Task requirements ::
Find and copy every line in the records that includes the string "JSON".

== Provided records

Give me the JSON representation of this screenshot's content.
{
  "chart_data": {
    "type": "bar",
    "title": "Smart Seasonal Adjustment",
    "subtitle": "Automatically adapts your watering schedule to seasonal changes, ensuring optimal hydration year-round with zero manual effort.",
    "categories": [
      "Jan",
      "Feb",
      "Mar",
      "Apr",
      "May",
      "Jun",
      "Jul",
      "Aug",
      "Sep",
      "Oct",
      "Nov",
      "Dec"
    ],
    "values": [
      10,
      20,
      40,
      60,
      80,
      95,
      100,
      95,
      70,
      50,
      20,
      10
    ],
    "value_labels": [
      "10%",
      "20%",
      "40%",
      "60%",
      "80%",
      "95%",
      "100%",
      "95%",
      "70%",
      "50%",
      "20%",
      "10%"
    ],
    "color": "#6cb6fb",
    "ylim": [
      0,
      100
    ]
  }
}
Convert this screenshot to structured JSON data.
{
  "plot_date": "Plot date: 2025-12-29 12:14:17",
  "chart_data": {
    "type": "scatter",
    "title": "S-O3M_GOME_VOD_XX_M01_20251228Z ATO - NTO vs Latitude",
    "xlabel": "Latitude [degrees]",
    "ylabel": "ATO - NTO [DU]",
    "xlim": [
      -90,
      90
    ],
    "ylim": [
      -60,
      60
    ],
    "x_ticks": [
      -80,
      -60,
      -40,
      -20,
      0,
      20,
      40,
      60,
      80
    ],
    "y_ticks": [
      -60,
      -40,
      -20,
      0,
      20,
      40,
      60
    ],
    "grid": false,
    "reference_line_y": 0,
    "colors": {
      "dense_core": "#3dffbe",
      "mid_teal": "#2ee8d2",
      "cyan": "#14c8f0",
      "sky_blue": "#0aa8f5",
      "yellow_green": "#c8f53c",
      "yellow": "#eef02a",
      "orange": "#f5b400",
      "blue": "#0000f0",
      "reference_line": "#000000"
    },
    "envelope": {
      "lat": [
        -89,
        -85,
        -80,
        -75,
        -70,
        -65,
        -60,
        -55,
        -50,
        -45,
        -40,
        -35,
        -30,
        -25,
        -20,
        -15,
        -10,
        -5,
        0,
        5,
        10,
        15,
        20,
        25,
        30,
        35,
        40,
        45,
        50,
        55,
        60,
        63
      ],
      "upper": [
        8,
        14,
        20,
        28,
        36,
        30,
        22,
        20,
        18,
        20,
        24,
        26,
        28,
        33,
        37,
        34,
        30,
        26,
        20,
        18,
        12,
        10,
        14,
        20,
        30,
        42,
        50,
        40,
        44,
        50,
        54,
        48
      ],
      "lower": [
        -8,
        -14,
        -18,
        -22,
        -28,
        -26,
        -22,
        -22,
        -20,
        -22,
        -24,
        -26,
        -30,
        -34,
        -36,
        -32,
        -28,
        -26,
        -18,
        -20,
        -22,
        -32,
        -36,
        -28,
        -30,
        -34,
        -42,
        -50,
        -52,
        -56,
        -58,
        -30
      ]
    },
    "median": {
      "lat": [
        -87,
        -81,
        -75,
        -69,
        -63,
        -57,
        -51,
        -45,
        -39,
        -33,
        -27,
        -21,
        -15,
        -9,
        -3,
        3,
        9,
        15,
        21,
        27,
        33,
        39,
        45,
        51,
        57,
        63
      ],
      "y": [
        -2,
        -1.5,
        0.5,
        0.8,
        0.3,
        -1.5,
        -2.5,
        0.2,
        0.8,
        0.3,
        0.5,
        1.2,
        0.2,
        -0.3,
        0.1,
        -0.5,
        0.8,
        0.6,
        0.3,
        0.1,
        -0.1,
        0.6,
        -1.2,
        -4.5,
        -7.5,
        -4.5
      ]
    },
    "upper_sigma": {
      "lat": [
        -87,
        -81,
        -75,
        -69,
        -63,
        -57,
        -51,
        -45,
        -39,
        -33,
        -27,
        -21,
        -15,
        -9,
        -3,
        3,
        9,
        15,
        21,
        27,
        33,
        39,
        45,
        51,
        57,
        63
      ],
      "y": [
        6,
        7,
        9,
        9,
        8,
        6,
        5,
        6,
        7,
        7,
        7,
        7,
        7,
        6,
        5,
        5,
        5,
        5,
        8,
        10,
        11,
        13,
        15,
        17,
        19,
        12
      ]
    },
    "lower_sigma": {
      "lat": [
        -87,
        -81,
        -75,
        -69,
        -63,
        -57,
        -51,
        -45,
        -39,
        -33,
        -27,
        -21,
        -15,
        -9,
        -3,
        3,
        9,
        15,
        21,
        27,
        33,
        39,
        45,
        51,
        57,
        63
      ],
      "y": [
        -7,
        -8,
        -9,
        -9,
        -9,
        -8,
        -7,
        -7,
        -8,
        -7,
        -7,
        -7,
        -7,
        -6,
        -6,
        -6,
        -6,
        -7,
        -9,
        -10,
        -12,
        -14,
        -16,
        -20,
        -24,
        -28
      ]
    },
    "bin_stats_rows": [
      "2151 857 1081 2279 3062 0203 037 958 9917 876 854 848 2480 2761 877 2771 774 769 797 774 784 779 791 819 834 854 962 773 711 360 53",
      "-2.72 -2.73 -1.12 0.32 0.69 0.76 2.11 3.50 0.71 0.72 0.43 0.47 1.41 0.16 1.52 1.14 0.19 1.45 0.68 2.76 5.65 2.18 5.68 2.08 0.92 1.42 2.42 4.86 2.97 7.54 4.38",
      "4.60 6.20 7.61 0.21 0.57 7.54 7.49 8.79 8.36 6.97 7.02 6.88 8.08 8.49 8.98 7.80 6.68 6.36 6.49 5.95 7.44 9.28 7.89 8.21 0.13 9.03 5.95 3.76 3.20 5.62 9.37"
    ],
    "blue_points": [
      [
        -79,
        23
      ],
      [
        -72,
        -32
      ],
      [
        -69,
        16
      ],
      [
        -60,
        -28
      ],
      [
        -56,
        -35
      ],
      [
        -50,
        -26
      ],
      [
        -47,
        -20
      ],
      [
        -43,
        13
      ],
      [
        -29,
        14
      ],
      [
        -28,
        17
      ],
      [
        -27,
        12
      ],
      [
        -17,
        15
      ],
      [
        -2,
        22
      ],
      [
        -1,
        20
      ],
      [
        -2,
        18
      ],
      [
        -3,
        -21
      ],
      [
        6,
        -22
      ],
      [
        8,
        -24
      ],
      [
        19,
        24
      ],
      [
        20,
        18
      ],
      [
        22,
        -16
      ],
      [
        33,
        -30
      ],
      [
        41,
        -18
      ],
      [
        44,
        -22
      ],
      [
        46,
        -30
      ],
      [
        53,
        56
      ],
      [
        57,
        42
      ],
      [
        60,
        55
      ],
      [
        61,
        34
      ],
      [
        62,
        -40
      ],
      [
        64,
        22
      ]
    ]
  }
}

====

Solution to this task ::
Give me the JSON representation of this screenshot's content.
Convert this screenshot to structured JSON data.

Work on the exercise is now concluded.